Check each line of the data for "channel" and select those that have it.

_ _ _

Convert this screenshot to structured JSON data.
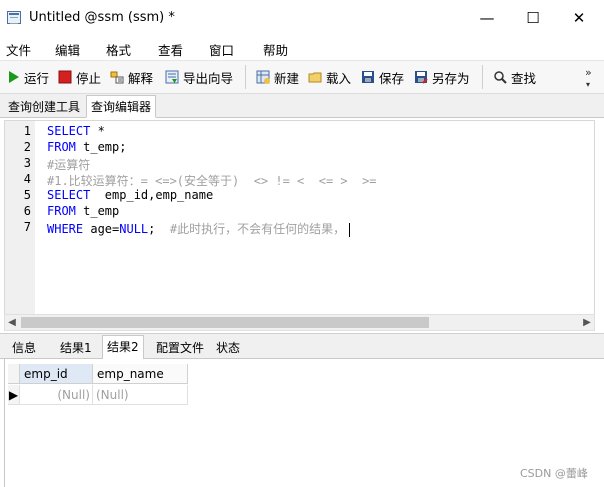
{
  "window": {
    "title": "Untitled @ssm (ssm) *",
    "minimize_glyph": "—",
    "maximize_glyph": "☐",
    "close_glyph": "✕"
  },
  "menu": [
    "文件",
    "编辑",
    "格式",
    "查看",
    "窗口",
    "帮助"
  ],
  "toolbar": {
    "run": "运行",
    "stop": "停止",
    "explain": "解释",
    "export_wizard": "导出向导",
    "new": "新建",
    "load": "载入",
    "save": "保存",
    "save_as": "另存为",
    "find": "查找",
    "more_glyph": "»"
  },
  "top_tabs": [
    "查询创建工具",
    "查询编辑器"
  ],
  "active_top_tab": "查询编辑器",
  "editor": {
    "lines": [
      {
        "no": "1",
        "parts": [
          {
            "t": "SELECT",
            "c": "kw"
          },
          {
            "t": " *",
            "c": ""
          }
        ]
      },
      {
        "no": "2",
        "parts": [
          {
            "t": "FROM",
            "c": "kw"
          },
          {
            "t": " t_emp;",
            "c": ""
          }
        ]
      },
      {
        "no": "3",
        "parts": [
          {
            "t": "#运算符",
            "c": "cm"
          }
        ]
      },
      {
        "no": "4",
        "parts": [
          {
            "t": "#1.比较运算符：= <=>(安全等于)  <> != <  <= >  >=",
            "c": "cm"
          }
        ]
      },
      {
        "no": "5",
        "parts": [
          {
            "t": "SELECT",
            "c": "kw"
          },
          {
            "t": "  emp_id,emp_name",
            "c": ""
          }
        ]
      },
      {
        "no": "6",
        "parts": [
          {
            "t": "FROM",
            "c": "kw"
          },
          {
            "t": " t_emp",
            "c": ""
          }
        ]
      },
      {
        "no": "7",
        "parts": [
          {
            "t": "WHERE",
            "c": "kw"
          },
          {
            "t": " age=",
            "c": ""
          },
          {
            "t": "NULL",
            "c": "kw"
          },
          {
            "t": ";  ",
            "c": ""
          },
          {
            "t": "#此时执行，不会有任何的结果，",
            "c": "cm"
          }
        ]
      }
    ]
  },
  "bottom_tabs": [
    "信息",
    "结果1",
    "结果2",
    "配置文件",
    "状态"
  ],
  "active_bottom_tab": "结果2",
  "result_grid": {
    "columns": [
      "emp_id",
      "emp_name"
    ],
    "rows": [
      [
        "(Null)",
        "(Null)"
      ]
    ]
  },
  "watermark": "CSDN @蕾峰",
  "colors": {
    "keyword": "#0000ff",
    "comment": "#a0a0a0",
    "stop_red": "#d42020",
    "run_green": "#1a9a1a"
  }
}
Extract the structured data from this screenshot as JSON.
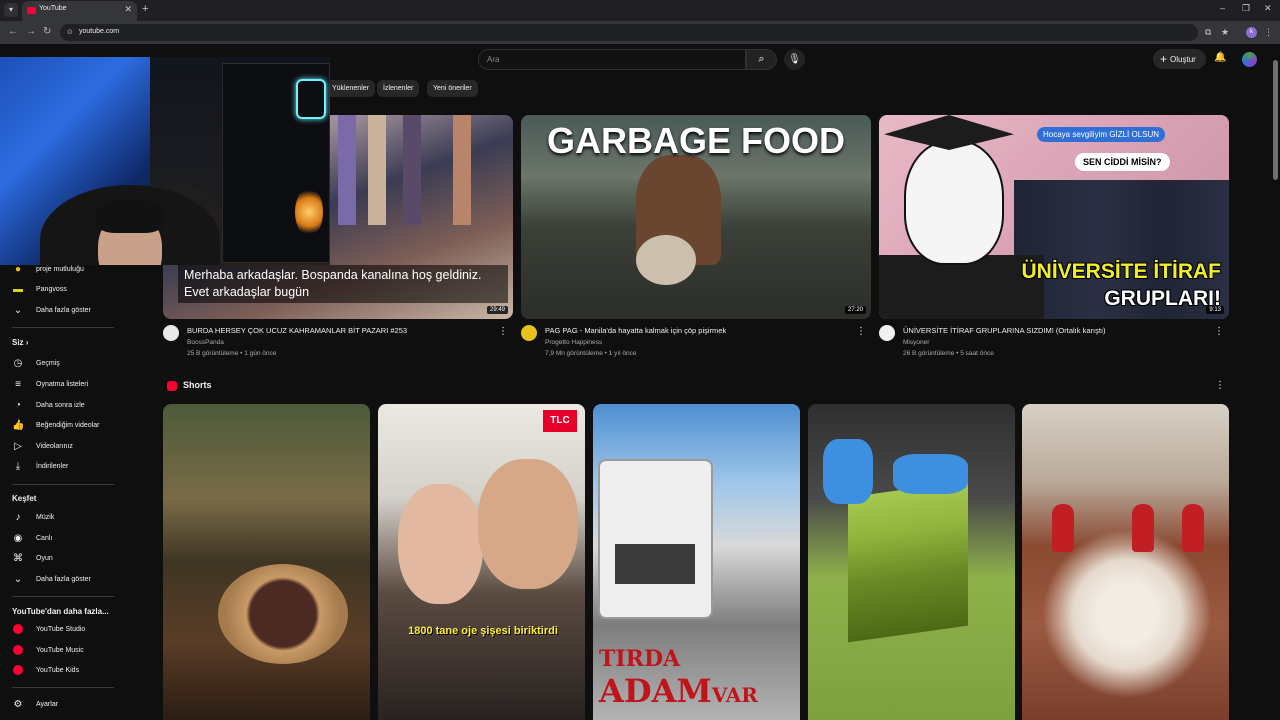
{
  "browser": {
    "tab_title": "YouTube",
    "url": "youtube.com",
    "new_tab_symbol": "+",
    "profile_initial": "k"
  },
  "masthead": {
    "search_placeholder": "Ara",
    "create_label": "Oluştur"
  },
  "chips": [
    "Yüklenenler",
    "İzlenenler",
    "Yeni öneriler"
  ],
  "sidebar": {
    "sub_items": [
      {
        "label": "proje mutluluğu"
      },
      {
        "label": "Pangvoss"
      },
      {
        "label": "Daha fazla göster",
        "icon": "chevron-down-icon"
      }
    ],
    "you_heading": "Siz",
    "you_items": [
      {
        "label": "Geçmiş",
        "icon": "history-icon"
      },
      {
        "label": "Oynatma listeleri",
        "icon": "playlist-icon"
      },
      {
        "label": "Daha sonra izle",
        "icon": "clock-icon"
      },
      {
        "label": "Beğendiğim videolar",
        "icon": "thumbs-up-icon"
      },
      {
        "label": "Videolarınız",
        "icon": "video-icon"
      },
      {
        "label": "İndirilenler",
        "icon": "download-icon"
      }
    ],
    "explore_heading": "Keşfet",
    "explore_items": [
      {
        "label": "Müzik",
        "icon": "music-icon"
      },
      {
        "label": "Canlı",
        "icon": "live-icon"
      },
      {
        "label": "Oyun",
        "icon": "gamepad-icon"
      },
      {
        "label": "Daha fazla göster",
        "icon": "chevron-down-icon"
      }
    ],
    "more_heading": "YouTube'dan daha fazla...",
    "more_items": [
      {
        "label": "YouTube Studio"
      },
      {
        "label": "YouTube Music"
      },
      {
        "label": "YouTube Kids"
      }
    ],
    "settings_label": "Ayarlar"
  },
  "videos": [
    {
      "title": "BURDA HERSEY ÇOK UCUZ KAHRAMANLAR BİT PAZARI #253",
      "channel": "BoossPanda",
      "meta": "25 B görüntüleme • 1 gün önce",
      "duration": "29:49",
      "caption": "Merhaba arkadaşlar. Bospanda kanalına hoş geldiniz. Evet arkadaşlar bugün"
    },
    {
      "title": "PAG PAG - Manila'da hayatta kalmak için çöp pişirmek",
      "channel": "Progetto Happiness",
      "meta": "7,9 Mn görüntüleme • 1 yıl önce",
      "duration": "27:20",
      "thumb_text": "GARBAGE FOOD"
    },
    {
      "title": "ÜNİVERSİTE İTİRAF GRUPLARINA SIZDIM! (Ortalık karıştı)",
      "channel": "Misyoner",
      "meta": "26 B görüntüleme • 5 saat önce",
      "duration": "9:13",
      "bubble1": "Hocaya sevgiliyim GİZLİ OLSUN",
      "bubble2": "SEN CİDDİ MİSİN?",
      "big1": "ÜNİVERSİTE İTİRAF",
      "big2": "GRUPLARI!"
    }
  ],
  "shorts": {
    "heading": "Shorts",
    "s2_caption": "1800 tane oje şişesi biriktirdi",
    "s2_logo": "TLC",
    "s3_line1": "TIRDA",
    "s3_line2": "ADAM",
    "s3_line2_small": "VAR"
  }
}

_ _ _

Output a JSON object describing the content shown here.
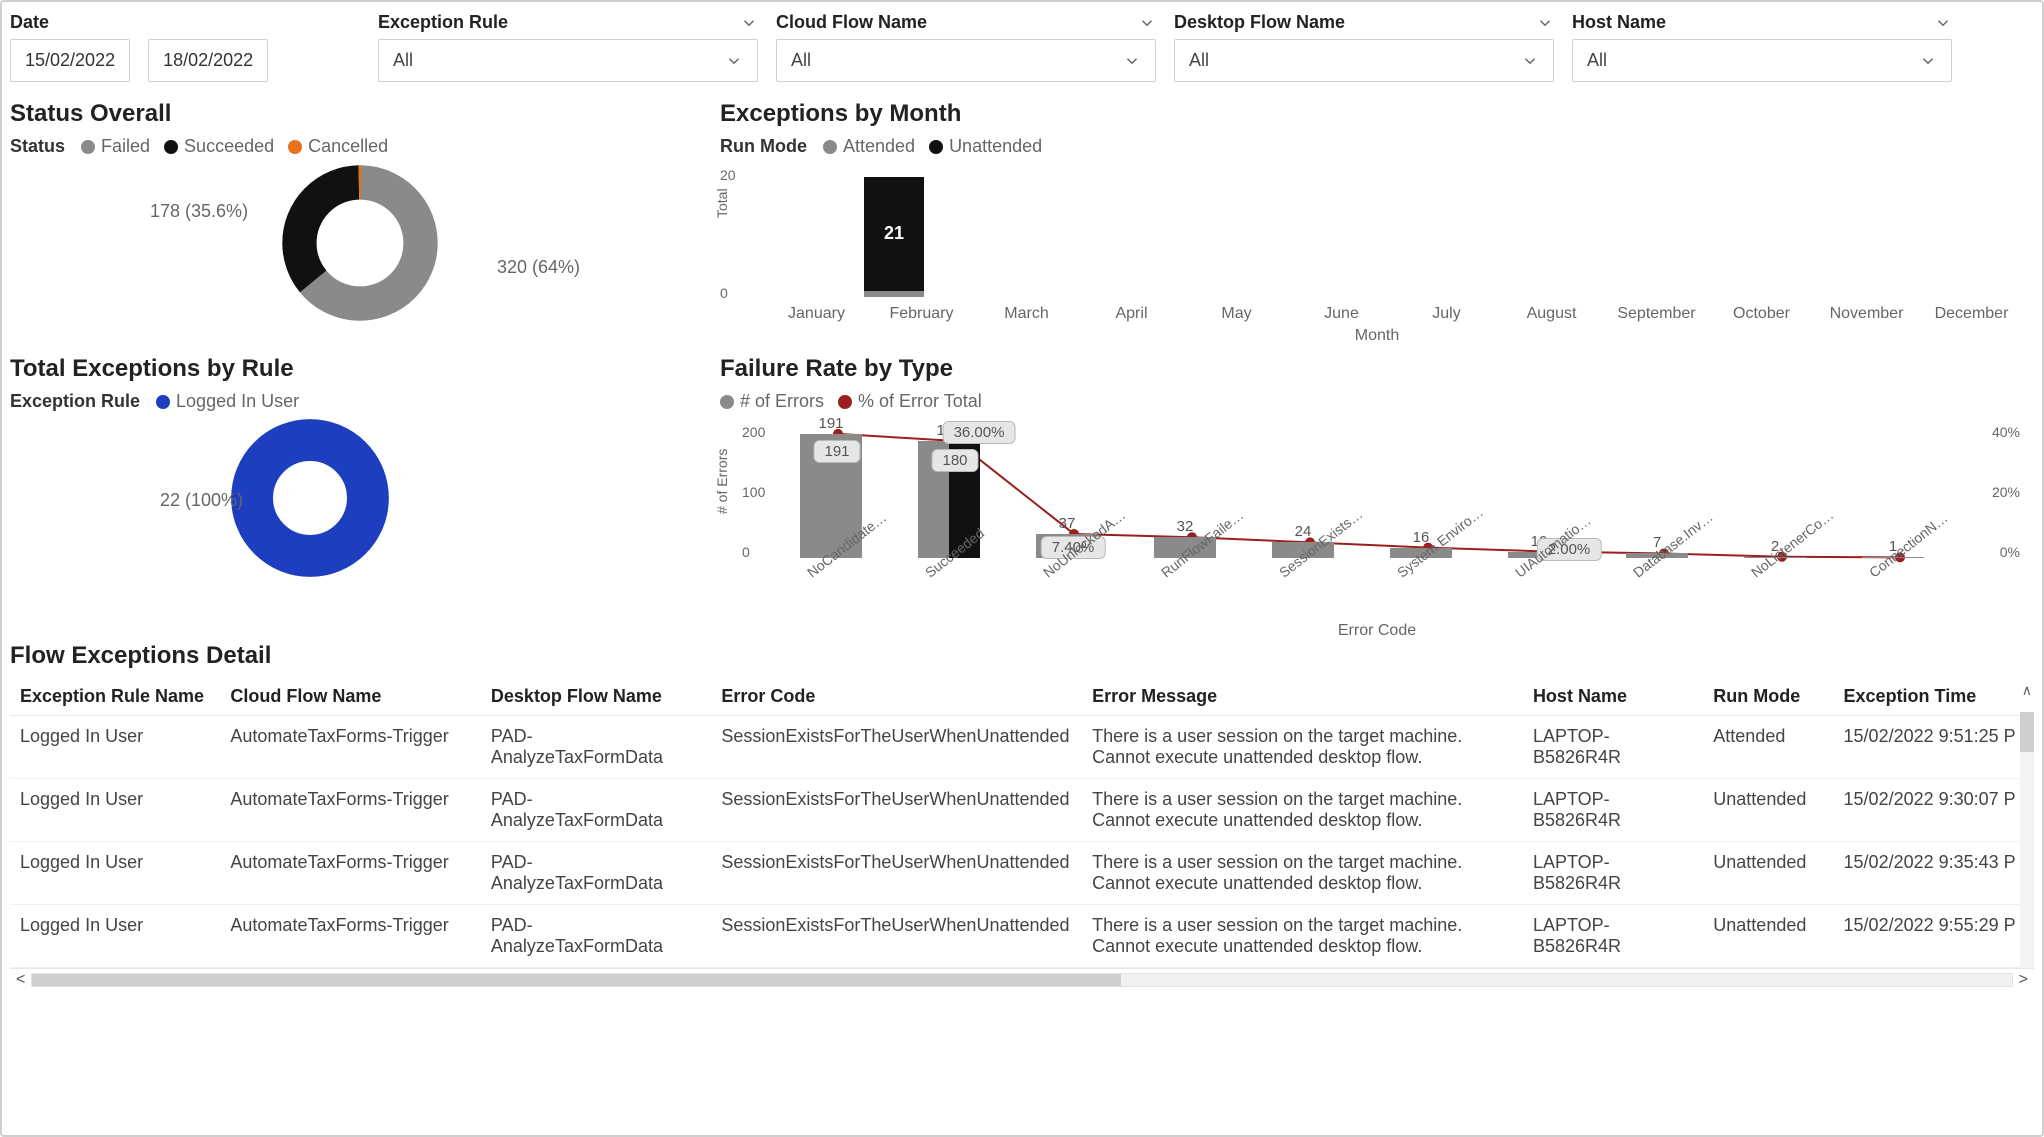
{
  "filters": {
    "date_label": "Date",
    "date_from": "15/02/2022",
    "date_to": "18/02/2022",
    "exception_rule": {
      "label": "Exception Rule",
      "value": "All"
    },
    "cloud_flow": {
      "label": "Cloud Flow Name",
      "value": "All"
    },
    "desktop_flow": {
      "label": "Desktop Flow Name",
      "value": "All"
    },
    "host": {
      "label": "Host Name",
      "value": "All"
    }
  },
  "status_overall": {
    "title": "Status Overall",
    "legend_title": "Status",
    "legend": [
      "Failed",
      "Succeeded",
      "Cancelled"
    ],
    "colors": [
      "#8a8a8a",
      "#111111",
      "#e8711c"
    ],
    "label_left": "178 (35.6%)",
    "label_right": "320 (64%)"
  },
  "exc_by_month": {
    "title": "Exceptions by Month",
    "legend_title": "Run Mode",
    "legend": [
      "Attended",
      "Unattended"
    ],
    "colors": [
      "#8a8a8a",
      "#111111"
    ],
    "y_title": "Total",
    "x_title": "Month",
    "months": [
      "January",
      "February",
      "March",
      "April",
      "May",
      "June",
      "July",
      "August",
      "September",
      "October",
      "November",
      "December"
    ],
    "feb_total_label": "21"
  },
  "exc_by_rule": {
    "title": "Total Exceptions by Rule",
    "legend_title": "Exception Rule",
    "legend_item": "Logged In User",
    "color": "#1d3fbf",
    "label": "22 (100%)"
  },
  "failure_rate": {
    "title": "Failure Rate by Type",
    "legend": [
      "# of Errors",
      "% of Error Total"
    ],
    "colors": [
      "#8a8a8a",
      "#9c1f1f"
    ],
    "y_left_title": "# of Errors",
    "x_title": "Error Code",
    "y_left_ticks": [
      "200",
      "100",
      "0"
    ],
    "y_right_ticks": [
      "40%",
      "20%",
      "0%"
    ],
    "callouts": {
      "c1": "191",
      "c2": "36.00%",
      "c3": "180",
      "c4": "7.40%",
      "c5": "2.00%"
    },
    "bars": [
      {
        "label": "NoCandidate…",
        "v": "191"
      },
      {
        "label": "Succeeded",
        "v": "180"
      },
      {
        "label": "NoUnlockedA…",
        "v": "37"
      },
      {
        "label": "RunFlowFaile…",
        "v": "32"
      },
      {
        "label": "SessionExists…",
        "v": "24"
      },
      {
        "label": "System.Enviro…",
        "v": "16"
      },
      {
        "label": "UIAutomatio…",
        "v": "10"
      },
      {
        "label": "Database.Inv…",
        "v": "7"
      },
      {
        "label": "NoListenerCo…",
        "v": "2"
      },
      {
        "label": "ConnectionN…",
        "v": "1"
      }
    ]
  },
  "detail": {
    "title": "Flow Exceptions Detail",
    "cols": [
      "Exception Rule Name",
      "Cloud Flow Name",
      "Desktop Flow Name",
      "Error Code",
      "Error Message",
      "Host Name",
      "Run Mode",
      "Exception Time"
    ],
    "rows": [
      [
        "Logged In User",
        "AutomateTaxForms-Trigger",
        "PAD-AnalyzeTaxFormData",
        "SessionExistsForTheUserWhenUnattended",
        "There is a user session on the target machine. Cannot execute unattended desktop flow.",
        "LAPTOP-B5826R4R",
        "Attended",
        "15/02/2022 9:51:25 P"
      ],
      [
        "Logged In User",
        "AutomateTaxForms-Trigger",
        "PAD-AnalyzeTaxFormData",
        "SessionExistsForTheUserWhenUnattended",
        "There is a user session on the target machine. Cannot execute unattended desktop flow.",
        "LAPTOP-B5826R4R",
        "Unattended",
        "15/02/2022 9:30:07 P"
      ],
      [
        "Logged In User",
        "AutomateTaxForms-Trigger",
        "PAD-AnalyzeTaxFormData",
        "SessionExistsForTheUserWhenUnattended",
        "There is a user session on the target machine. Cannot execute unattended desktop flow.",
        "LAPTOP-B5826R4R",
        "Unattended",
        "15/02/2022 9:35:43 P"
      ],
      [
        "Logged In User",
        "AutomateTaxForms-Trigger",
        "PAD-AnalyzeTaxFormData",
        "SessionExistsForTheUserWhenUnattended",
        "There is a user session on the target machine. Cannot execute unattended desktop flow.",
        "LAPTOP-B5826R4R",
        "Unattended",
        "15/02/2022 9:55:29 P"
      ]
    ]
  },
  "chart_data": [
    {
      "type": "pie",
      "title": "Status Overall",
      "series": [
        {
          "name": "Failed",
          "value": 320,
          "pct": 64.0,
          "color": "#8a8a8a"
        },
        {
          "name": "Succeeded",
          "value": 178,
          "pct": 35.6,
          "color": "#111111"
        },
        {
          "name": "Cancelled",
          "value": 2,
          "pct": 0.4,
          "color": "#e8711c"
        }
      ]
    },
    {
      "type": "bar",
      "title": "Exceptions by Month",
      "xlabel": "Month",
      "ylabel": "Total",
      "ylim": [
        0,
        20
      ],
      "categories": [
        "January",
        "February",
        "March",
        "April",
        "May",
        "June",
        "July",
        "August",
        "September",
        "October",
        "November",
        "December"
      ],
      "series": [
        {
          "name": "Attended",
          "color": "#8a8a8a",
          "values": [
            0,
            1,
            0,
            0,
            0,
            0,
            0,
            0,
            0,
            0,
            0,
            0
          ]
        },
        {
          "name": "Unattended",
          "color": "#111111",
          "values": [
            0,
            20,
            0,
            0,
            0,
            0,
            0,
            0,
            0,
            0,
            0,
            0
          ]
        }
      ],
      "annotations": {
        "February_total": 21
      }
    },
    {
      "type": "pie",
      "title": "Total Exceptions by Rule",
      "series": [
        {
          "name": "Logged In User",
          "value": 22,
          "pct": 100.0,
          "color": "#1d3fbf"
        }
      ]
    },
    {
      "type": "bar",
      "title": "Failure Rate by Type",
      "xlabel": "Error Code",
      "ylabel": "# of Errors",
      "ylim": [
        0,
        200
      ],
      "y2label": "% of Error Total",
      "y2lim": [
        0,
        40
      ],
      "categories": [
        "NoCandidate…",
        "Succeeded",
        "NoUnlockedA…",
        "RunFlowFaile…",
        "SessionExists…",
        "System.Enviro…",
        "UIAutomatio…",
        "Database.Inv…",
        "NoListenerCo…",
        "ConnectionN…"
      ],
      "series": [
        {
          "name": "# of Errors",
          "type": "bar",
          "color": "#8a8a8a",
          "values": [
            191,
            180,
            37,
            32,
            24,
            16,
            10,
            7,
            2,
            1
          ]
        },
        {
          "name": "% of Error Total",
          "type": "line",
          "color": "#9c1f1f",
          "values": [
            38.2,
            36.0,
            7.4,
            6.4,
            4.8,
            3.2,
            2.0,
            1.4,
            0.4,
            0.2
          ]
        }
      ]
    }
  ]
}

_ _ _

Response to the exercise:
      "channel": "BoossPanda",
      "channel": "Progetto Happiness",
      "channel": "Misyoner",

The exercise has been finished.